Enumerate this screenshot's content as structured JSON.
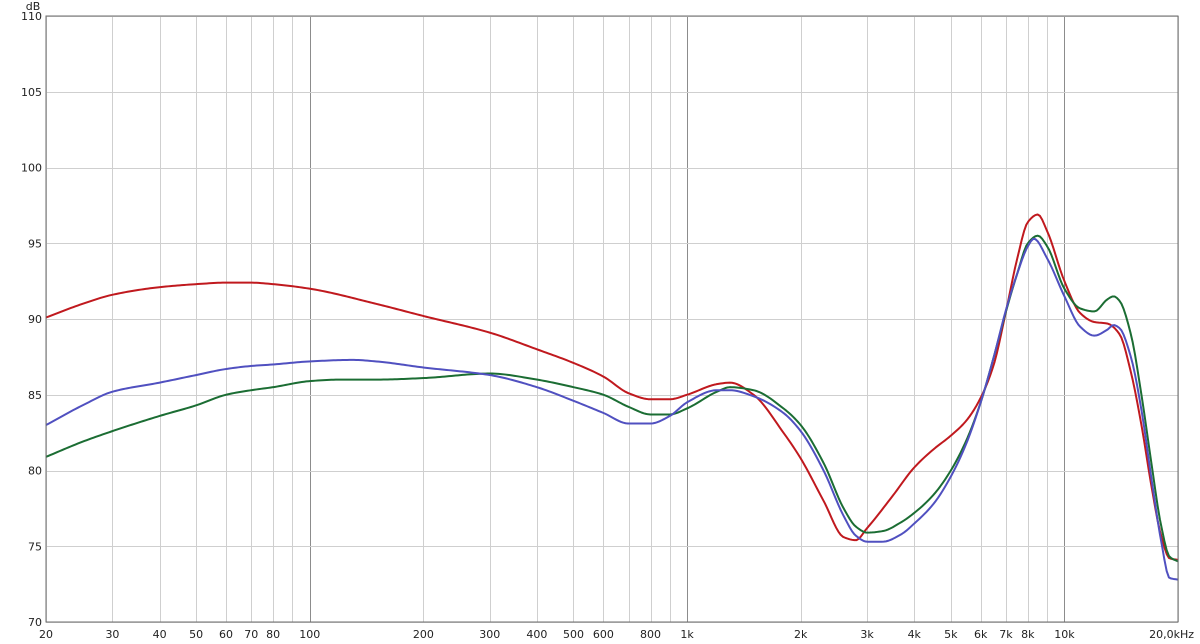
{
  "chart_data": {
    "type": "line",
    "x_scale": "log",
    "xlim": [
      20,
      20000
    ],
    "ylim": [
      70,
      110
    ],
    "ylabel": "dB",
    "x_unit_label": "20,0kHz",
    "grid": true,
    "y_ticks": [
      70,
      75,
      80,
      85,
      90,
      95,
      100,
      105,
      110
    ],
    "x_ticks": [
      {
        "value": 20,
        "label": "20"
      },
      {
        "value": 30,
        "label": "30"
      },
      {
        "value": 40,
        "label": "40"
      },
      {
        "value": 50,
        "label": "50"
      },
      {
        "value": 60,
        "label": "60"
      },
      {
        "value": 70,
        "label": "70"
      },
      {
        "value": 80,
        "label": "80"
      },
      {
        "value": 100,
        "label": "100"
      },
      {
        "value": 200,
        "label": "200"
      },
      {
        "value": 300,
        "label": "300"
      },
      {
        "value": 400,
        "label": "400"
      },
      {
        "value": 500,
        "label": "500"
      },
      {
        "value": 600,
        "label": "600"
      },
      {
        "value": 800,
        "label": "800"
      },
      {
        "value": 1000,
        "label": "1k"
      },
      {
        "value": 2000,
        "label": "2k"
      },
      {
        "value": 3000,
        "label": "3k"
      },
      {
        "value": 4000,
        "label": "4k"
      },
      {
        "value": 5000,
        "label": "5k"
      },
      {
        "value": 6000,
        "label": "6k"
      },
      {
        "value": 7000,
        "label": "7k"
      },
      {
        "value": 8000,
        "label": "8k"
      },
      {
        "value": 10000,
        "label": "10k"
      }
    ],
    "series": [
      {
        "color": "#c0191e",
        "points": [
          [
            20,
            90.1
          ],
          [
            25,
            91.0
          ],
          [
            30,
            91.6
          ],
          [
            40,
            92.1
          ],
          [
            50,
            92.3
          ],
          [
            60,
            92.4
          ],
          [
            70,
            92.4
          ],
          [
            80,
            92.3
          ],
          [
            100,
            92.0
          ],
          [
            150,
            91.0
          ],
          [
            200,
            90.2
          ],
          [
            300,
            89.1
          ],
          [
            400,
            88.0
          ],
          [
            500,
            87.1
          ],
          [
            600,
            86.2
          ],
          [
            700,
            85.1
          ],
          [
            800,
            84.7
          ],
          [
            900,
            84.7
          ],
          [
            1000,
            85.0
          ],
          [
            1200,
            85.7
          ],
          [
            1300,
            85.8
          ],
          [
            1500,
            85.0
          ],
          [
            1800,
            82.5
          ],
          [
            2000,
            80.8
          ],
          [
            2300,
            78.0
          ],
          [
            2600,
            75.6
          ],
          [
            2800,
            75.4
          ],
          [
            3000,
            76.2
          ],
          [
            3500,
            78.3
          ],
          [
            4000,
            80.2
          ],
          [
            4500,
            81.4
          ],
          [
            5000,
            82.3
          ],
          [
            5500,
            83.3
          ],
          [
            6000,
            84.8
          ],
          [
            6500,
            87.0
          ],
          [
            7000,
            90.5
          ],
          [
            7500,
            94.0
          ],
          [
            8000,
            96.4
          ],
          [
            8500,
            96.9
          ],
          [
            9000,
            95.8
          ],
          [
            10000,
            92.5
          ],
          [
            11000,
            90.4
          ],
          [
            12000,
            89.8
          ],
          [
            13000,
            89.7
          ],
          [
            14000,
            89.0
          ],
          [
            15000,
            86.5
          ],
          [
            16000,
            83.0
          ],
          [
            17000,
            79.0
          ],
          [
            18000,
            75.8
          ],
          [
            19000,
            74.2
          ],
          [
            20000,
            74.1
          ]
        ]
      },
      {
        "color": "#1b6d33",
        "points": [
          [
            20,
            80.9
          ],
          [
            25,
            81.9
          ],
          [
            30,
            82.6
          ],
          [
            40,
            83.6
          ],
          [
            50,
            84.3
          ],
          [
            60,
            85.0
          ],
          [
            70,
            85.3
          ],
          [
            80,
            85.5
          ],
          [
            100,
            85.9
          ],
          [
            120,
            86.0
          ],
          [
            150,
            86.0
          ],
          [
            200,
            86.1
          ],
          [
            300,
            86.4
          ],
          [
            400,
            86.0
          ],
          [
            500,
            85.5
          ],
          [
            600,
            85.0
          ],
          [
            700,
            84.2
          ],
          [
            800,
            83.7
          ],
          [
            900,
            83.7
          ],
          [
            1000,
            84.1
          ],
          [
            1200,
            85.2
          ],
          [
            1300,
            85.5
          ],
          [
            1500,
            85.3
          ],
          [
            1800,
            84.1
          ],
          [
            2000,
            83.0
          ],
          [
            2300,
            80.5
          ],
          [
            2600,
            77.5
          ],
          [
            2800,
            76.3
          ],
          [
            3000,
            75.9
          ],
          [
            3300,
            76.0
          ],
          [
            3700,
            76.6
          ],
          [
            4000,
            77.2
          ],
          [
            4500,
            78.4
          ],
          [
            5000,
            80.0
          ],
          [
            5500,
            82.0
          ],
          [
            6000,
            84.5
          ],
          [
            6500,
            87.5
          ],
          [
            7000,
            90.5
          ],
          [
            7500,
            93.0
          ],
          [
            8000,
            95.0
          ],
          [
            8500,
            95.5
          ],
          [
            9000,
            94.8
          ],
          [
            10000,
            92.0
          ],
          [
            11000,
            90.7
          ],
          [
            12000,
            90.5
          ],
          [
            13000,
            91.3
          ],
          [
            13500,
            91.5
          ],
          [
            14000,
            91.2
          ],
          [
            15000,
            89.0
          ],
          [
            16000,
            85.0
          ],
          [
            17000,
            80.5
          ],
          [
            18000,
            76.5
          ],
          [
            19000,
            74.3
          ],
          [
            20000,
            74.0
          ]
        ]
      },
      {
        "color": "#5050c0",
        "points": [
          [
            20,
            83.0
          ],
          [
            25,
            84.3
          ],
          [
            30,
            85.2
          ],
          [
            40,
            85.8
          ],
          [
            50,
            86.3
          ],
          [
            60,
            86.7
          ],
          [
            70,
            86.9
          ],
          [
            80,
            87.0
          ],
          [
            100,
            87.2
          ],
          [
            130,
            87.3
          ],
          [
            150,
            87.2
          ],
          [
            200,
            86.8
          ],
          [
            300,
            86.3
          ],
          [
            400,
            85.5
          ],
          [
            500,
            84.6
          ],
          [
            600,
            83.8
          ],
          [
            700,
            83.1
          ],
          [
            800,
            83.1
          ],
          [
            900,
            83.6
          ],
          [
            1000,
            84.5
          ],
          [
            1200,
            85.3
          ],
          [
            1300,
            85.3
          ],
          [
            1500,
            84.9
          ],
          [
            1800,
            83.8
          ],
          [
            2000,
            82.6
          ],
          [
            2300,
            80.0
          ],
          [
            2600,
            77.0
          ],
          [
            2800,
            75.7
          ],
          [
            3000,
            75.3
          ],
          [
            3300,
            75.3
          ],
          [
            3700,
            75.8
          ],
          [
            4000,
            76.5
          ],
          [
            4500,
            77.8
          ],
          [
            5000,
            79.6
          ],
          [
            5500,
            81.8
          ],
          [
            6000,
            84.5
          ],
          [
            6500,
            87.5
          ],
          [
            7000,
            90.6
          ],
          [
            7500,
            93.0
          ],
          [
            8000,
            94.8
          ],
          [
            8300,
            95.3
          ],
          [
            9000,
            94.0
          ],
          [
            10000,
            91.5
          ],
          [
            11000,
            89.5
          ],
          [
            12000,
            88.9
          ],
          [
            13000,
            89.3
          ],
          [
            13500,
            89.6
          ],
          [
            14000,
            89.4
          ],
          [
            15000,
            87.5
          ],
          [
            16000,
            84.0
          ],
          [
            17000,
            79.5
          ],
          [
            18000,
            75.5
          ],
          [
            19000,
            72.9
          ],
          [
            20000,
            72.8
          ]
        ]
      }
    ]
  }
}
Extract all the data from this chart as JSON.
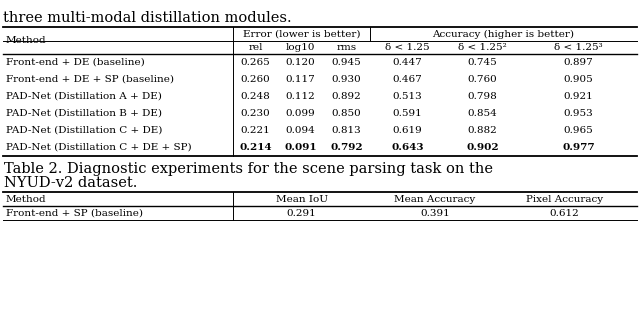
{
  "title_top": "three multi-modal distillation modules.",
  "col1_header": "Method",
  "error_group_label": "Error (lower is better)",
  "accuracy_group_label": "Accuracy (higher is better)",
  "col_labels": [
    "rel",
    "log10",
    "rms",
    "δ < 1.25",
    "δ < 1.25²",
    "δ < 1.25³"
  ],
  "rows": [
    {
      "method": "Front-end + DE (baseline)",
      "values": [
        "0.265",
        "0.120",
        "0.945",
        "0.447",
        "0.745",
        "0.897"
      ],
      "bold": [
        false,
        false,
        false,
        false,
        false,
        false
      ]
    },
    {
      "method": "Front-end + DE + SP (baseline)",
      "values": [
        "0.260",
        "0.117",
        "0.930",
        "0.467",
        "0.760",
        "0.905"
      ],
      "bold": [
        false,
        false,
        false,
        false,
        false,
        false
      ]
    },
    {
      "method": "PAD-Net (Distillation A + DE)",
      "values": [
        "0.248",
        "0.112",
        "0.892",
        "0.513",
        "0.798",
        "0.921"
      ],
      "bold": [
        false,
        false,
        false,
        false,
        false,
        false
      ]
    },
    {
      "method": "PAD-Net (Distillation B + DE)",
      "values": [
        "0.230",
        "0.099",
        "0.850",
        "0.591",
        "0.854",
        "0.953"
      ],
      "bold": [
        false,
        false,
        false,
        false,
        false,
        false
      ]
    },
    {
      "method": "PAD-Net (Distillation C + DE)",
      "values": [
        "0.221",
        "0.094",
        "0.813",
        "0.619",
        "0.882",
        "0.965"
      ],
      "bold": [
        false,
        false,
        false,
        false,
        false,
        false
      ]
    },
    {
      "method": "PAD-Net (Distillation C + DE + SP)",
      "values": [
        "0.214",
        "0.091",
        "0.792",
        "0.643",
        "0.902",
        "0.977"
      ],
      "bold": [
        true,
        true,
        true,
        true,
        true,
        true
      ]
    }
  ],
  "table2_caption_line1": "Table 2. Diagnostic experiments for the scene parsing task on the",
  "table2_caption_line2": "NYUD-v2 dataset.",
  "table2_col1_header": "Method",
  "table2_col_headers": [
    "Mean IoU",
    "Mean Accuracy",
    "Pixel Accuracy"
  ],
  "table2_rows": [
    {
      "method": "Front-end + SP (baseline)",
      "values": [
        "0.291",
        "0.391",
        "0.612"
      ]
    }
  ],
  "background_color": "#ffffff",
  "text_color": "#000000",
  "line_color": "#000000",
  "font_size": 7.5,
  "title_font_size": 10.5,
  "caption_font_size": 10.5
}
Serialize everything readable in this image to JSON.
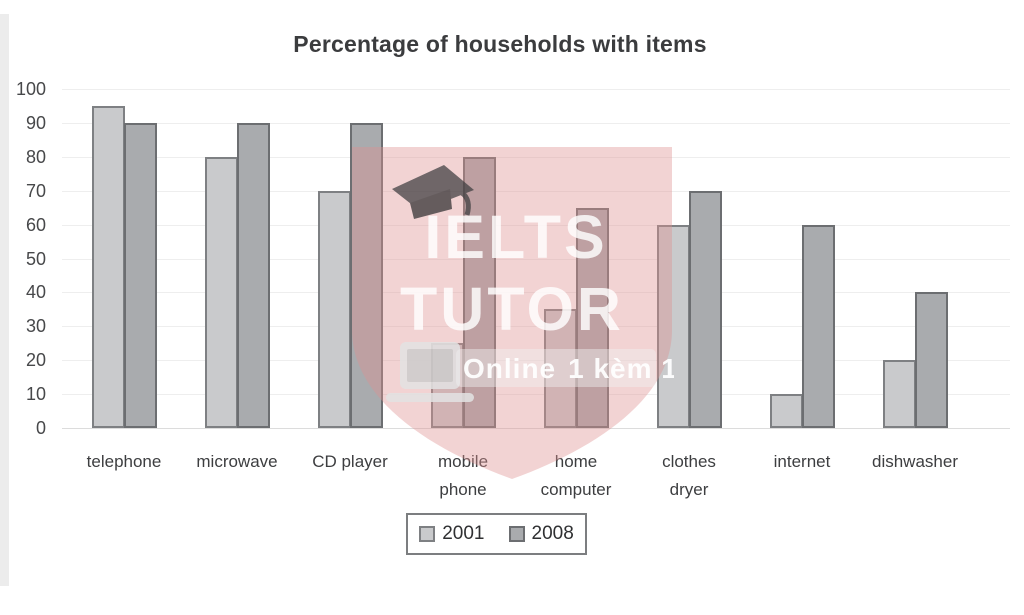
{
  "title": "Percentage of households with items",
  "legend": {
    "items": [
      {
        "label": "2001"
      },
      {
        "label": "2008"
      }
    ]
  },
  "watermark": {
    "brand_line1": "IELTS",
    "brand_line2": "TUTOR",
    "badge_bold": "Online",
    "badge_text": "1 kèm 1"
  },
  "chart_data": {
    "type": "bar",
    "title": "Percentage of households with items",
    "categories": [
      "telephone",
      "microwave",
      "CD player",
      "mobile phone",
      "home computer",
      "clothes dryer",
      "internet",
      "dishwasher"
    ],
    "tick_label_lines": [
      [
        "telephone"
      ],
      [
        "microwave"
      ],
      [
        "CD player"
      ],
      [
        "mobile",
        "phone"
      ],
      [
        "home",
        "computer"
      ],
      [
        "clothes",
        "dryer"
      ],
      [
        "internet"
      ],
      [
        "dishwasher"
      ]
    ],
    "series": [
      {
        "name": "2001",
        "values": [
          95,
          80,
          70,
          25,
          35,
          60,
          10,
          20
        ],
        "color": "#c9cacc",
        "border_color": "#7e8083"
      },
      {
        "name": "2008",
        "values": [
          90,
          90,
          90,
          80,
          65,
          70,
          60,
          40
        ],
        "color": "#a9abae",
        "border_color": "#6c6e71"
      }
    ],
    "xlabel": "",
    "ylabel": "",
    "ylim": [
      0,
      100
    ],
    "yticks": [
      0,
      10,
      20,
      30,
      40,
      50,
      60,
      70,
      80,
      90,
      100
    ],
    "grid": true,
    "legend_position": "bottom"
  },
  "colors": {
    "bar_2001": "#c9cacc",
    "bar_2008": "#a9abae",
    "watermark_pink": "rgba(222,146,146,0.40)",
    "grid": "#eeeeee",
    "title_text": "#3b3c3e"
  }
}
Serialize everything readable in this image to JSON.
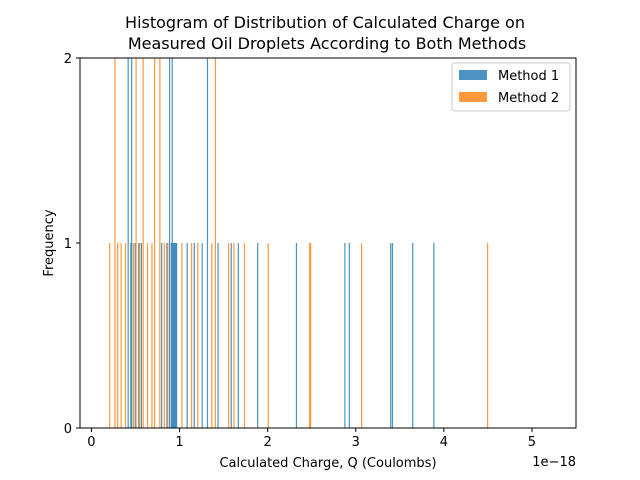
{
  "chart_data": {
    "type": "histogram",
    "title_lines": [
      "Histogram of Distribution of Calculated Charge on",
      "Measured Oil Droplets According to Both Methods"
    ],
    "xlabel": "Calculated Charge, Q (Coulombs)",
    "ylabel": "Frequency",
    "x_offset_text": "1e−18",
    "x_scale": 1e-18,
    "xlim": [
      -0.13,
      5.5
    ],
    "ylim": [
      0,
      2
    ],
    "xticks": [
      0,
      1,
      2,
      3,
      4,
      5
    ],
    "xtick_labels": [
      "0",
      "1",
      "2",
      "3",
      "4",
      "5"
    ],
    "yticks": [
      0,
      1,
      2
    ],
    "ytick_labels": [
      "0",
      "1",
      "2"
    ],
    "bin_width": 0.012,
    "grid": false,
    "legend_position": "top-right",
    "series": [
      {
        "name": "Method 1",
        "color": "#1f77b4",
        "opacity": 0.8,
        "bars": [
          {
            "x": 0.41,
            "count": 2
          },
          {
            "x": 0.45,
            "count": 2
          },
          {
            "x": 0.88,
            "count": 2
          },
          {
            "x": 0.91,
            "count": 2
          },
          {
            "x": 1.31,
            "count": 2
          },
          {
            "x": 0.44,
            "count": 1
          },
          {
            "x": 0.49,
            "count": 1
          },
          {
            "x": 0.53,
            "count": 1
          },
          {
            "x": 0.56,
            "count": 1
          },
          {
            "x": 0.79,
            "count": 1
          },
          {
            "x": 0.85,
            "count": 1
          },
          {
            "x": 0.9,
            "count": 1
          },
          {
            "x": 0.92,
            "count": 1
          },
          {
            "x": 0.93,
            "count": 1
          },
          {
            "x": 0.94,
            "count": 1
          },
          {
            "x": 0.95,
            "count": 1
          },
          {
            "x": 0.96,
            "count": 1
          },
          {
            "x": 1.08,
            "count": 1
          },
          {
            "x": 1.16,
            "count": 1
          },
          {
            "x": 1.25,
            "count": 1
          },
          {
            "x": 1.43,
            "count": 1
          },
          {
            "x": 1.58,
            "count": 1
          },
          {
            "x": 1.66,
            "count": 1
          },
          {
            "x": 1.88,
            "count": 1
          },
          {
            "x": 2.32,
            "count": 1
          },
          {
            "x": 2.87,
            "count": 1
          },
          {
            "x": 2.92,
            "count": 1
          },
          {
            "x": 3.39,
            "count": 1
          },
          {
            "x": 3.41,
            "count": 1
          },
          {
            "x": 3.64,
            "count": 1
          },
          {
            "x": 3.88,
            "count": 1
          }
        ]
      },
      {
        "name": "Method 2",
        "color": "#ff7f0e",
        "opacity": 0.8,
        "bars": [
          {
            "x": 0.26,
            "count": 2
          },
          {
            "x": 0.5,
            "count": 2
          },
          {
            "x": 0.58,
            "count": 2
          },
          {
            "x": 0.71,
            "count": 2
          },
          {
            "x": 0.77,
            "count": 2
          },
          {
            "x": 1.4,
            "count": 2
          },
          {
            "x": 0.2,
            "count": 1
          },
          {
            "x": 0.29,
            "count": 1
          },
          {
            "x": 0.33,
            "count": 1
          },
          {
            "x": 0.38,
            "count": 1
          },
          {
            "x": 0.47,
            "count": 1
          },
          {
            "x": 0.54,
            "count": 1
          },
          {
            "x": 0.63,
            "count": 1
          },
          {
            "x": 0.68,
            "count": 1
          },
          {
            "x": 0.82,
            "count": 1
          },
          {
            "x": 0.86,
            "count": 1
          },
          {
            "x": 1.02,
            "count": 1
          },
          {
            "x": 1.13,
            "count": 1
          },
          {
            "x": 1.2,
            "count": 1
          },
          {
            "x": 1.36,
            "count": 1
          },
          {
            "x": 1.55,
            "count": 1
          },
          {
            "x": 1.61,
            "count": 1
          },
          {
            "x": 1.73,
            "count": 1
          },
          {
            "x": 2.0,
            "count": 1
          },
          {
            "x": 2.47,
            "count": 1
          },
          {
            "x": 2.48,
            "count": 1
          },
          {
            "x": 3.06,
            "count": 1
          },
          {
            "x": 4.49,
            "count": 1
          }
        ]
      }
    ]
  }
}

Your objective: Return every line from the records above that holds the word "xlabel".

Task response:
    "xlabel": "",
    "xlabel": "Calculated Charge, Q (Coulombs)",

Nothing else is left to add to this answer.